Across all the lines below, how many contain the string "plain"? Please reply with the number only.

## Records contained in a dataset
>> Start

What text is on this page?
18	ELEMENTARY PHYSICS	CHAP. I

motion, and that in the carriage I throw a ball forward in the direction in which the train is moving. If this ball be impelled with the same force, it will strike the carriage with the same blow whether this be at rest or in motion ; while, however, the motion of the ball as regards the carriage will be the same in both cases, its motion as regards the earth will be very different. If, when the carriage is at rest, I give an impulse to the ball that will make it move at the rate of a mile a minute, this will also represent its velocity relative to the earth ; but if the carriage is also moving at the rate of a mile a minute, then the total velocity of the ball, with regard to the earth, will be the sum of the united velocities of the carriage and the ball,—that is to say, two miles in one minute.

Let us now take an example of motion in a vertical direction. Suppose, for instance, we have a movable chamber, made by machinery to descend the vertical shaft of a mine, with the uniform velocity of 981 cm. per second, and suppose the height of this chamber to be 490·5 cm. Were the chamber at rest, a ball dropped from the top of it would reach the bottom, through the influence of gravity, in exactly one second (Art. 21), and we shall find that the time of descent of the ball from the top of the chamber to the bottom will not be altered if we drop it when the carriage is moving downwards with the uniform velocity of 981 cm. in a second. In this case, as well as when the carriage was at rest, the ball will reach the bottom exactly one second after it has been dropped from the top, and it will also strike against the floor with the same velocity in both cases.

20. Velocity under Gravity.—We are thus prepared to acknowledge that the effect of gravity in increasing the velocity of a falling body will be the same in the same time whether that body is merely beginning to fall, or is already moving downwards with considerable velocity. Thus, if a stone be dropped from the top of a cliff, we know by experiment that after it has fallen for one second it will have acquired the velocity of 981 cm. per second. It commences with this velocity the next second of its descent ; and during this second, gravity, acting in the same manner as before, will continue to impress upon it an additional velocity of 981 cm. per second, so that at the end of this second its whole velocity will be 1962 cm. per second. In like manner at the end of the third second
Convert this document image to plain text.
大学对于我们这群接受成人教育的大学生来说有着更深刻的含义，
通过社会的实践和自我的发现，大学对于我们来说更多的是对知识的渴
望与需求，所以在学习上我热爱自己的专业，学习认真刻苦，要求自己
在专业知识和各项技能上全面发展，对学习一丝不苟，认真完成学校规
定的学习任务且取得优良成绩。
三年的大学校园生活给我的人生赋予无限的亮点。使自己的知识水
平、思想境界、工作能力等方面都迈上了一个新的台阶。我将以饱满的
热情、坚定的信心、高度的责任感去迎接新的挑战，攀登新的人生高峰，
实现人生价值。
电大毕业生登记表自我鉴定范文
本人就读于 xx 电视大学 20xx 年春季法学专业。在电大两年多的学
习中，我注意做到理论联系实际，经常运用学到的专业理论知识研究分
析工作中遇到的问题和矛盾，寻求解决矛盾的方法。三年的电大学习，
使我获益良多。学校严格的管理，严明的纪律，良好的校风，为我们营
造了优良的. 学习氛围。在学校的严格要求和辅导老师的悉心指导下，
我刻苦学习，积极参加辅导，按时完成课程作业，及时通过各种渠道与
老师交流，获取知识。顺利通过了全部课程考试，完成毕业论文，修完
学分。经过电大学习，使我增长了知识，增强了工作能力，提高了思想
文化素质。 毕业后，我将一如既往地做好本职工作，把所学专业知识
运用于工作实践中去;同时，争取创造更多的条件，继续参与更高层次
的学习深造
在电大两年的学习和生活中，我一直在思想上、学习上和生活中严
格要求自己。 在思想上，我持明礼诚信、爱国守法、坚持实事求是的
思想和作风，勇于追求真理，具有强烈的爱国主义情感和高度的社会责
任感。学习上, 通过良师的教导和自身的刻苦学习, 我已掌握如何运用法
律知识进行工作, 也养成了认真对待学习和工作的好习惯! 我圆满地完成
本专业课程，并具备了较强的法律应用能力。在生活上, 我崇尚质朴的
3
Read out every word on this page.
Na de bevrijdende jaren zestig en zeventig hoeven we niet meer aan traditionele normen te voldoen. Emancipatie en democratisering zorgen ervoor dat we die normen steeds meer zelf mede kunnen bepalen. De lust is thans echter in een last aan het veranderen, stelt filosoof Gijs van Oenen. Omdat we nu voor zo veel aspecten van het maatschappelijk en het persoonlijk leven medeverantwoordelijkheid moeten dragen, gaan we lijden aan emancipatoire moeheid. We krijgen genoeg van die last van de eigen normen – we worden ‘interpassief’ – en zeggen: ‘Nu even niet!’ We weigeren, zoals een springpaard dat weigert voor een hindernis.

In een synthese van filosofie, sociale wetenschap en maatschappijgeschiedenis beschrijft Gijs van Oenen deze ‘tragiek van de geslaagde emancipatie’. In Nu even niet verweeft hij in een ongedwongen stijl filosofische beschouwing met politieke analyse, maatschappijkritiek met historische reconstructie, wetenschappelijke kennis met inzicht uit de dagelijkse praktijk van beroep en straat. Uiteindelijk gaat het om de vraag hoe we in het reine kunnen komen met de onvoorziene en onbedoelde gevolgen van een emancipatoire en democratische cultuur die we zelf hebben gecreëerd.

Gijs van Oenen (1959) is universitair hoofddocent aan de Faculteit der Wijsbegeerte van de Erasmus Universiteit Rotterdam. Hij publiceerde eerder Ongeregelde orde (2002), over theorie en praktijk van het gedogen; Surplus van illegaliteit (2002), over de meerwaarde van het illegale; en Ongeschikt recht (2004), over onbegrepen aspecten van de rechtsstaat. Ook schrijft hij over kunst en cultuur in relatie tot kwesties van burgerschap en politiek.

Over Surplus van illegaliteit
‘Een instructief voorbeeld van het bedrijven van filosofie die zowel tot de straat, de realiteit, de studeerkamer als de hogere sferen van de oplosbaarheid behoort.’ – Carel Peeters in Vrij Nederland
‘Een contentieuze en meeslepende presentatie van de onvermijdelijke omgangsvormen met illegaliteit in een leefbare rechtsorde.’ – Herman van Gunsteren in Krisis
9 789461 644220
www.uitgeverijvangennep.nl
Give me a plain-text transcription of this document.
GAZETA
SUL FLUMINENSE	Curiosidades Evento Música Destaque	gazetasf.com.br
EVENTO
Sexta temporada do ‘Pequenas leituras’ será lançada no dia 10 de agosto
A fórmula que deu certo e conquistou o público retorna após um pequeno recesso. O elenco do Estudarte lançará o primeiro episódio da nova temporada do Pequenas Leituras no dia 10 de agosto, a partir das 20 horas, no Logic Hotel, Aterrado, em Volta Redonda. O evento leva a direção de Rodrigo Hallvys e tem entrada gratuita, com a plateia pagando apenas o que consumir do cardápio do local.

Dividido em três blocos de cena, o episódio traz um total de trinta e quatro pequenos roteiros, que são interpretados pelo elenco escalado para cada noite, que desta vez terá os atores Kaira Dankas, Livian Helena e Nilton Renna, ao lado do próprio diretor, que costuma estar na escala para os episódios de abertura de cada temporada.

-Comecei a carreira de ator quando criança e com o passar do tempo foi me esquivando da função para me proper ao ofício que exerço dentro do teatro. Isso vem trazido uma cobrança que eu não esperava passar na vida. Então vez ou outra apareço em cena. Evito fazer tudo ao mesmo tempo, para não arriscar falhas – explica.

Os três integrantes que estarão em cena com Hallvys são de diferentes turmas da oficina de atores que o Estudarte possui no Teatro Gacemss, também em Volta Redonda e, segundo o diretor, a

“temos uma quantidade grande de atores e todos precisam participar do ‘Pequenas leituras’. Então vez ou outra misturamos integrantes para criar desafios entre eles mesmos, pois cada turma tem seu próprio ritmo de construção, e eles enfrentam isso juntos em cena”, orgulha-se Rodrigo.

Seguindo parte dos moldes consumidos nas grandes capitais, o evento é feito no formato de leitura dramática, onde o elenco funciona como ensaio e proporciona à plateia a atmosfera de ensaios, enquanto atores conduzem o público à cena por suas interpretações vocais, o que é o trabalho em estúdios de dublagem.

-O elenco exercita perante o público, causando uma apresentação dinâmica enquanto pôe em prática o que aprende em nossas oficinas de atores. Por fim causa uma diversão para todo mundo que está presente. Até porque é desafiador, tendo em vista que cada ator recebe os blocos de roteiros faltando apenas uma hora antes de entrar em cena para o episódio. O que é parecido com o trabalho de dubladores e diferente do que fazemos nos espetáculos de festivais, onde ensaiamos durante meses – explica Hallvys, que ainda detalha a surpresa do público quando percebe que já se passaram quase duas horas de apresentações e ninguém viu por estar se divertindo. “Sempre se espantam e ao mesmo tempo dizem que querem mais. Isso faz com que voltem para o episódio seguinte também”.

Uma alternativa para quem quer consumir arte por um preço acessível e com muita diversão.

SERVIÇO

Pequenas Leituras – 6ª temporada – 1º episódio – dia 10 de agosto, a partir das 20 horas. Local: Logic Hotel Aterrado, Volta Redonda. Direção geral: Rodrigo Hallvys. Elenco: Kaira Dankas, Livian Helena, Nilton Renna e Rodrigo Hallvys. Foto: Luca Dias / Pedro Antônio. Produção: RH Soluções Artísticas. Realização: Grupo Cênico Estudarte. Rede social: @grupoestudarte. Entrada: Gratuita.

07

>> End

## Task response
2